◆ **What to produce**: Each line of the material must be returned exactly.

++++ Supplied information

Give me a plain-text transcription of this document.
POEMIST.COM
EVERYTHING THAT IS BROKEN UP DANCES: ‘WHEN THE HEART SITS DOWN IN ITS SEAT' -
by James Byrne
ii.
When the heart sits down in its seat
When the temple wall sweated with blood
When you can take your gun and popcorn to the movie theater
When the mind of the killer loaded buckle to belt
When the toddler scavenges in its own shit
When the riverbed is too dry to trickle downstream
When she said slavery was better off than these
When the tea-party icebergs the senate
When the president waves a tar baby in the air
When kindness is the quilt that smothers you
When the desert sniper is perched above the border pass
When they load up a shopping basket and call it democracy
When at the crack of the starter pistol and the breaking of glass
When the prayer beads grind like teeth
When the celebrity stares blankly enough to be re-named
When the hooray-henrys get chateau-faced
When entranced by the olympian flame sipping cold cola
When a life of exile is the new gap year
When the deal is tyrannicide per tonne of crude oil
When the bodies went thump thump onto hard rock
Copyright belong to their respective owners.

++++++++

◆ **Task response**:
Give me a plain-text transcription of this document.
POEMIST.COM
EVERYTHING THAT IS BROKEN UP DANCES: ‘WHEN THE HEART SITS DOWN IN ITS SEAT' -
by James Byrne
ii.
When the heart sits down in its seat
When the temple wall sweated with blood
When you can take your gun and popcorn to the movie theater
When the mind of the killer loaded buckle to belt
When the toddler scavenges in its own shit
When the riverbed is too dry to trickle downstream
When she said slavery was better off than these
When the tea-party icebergs the senate
When the president waves a tar baby in the air
When kindness is the quilt that smothers you
When the desert sniper is perched above the border pass
When they load up a shopping basket and call it democracy
When at the crack of the starter pistol and the breaking of glass
When the prayer beads grind like teeth
When the celebrity stares blankly enough to be re-named
When the hooray-henrys get chateau-faced
When entranced by the olympian flame sipping cold cola
When a life of exile is the new gap year
When the deal is tyrannicide per tonne of crude oil
When the bodies went thump thump onto hard rock
Copyright belong to their respective owners.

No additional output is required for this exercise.